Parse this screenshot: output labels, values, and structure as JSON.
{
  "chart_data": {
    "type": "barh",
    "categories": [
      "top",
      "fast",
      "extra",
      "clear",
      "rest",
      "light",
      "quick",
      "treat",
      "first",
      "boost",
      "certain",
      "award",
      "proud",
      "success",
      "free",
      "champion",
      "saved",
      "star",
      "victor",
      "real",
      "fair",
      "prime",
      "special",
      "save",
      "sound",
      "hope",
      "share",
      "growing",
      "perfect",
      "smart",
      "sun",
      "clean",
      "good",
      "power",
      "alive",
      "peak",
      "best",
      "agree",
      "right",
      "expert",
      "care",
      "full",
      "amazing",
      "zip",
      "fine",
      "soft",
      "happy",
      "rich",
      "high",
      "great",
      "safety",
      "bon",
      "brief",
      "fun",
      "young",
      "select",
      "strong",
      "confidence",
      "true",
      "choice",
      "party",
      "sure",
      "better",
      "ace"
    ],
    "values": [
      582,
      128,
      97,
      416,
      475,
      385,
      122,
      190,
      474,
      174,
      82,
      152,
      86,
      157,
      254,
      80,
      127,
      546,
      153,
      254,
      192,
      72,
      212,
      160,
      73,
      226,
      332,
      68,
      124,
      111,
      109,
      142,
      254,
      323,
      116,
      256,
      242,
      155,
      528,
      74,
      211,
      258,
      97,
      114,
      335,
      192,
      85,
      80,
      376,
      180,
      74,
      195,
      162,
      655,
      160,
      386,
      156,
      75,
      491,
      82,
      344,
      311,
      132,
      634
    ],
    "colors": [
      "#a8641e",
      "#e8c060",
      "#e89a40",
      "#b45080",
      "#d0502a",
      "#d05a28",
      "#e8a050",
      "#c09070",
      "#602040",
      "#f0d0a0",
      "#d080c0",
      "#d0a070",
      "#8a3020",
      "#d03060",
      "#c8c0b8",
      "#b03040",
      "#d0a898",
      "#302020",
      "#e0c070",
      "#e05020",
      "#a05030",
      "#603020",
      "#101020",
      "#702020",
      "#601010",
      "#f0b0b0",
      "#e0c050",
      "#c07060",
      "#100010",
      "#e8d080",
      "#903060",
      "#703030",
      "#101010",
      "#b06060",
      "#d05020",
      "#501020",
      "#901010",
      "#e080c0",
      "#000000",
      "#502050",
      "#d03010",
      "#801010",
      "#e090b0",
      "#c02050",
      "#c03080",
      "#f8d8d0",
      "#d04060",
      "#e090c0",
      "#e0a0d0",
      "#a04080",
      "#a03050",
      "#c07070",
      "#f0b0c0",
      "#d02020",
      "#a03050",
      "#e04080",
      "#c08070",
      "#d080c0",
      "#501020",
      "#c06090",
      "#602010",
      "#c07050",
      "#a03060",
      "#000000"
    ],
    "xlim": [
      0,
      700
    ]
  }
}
--------------------------------------------------
Print again each line of the listing above, exactly as it appears.

The completed task ->
Parse this screenshot: output labels, values, and structure as JSON.
{
  "chart_data": {
    "type": "barh",
    "categories": [
      "top",
      "fast",
      "extra",
      "clear",
      "rest",
      "light",
      "quick",
      "treat",
      "first",
      "boost",
      "certain",
      "award",
      "proud",
      "success",
      "free",
      "champion",
      "saved",
      "star",
      "victor",
      "real",
      "fair",
      "prime",
      "special",
      "save",
      "sound",
      "hope",
      "share",
      "growing",
      "perfect",
      "smart",
      "sun",
      "clean",
      "good",
      "power",
      "alive",
      "peak",
      "best",
      "agree",
      "right",
      "expert",
      "care",
      "full",
      "amazing",
      "zip",
      "fine",
      "soft",
      "happy",
      "rich",
      "high",
      "great",
      "safety",
      "bon",
      "brief",
      "fun",
      "young",
      "select",
      "strong",
      "confidence",
      "true",
      "choice",
      "party",
      "sure",
      "better",
      "ace"
    ],
    "values": [
      582,
      128,
      97,
      416,
      475,
      385,
      122,
      190,
      474,
      174,
      82,
      152,
      86,
      157,
      254,
      80,
      127,
      546,
      153,
      254,
      192,
      72,
      212,
      160,
      73,
      226,
      332,
      68,
      124,
      111,
      109,
      142,
      254,
      323,
      116,
      256,
      242,
      155,
      528,
      74,
      211,
      258,
      97,
      114,
      335,
      192,
      85,
      80,
      376,
      180,
      74,
      195,
      162,
      655,
      160,
      386,
      156,
      75,
      491,
      82,
      344,
      311,
      132,
      634
    ],
    "colors": [
      "#a8641e",
      "#e8c060",
      "#e89a40",
      "#b45080",
      "#d0502a",
      "#d05a28",
      "#e8a050",
      "#c09070",
      "#602040",
      "#f0d0a0",
      "#d080c0",
      "#d0a070",
      "#8a3020",
      "#d03060",
      "#c8c0b8",
      "#b03040",
      "#d0a898",
      "#302020",
      "#e0c070",
      "#e05020",
      "#a05030",
      "#603020",
      "#101020",
      "#702020",
      "#601010",
      "#f0b0b0",
      "#e0c050",
      "#c07060",
      "#100010",
      "#e8d080",
      "#903060",
      "#703030",
      "#101010",
      "#b06060",
      "#d05020",
      "#501020",
      "#901010",
      "#e080c0",
      "#000000",
      "#502050",
      "#d03010",
      "#801010",
      "#e090b0",
      "#c02050",
      "#c03080",
      "#f8d8d0",
      "#d04060",
      "#e090c0",
      "#e0a0d0",
      "#a04080",
      "#a03050",
      "#c07070",
      "#f0b0c0",
      "#d02020",
      "#a03050",
      "#e04080",
      "#c08070",
      "#d080c0",
      "#501020",
      "#c06090",
      "#602010",
      "#c07050",
      "#a03060",
      "#000000"
    ],
    "xlim": [
      0,
      700
    ]
  }
}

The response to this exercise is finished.